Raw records

============================================================

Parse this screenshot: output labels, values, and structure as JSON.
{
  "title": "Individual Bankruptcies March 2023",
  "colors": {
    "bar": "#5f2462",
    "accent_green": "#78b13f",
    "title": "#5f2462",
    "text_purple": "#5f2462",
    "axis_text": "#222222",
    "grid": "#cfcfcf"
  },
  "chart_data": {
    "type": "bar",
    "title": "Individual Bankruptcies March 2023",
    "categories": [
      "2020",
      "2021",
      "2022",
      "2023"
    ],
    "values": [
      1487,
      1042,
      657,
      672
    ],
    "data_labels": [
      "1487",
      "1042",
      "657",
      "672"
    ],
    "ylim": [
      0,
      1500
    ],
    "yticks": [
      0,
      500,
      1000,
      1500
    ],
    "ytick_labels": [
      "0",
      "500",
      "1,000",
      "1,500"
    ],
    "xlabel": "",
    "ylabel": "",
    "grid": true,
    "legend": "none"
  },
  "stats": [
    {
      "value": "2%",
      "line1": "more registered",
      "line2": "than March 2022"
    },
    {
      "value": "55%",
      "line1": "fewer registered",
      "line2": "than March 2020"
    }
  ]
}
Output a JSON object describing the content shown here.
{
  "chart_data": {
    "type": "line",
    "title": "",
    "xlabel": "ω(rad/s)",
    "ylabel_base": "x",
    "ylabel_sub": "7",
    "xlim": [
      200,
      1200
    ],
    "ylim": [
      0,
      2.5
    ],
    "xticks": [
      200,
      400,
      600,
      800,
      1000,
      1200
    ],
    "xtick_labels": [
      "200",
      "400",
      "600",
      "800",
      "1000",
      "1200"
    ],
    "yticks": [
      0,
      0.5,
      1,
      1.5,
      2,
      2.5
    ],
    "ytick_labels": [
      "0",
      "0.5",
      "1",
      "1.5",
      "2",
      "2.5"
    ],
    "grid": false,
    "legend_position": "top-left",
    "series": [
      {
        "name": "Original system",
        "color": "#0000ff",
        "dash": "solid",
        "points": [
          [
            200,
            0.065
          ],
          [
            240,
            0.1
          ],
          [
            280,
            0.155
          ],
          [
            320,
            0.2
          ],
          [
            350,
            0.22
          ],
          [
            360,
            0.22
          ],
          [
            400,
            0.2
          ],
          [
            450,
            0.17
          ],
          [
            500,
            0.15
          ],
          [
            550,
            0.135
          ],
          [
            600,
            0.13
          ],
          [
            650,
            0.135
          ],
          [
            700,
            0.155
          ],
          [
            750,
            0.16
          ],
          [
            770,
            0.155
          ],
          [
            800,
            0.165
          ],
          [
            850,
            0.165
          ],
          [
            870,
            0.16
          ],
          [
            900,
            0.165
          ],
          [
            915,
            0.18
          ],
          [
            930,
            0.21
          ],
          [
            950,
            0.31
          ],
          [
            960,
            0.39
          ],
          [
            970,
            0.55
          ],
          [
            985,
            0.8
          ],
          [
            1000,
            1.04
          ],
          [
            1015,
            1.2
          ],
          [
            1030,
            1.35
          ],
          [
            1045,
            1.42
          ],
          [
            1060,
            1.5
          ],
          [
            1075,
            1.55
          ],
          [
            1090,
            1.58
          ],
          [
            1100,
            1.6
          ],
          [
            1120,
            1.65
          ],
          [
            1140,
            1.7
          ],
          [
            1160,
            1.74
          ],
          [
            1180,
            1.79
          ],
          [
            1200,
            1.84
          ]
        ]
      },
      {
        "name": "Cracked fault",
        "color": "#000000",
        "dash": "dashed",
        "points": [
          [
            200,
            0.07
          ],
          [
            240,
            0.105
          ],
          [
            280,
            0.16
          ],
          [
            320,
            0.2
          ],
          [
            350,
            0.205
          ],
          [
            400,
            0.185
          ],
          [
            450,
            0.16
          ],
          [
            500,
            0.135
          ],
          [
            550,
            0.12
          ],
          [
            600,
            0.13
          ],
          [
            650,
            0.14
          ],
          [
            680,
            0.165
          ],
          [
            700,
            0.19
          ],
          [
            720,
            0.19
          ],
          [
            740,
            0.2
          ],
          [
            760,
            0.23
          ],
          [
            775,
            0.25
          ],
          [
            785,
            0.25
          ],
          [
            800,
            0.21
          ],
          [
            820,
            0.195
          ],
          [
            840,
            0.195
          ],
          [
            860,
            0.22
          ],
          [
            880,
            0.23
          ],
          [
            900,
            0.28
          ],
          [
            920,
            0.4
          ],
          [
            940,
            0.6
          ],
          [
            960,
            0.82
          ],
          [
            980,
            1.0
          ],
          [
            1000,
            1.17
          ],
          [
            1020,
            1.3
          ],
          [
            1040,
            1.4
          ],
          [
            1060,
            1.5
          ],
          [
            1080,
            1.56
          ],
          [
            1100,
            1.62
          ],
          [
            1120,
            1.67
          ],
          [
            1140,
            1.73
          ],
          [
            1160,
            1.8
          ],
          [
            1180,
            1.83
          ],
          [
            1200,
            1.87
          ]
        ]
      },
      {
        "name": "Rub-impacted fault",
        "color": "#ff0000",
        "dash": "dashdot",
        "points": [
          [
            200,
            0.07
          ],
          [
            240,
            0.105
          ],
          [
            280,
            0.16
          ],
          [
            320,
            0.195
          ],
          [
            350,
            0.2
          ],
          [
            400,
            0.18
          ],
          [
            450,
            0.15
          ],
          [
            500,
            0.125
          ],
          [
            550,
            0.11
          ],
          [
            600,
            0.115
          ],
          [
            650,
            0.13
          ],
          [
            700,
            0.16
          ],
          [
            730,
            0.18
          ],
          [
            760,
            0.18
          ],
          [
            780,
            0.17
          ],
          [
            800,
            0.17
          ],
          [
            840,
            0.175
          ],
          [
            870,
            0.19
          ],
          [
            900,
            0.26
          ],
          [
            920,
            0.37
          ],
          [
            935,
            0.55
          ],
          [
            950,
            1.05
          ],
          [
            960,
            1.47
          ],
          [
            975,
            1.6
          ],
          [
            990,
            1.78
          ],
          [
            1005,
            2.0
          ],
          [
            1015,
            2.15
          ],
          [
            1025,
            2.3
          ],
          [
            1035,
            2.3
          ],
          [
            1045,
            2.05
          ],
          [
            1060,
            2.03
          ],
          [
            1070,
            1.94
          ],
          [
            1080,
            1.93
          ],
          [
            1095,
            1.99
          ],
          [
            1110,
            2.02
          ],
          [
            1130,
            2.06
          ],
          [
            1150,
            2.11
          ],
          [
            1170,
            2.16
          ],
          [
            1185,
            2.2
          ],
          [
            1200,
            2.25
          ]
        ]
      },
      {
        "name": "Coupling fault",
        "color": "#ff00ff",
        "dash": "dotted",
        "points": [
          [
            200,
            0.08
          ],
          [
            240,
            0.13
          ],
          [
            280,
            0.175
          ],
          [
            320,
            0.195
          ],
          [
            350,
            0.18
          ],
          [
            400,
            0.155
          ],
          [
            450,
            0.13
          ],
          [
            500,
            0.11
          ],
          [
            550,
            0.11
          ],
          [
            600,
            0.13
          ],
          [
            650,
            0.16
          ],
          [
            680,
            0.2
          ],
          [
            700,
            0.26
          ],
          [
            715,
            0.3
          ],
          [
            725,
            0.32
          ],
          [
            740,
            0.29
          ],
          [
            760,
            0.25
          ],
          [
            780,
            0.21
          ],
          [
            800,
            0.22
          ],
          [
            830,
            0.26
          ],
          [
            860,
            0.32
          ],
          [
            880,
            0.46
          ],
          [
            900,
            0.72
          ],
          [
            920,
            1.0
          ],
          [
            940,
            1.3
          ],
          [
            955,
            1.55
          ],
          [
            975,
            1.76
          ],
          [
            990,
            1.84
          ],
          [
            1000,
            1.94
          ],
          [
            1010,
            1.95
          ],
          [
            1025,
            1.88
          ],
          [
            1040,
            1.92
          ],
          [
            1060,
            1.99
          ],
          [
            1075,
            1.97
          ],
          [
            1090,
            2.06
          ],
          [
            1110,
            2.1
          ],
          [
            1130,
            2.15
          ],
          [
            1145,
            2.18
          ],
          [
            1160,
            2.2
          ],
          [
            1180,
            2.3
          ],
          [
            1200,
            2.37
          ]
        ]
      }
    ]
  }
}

============================================================

■ SHORT PROBLEM: In the entries above, locate every line with the word "JSON" and copy it.

■ RESULT FOR THIS TASK:
Parse this screenshot: output labels, values, and structure as JSON.
Output a JSON object describing the content shown here.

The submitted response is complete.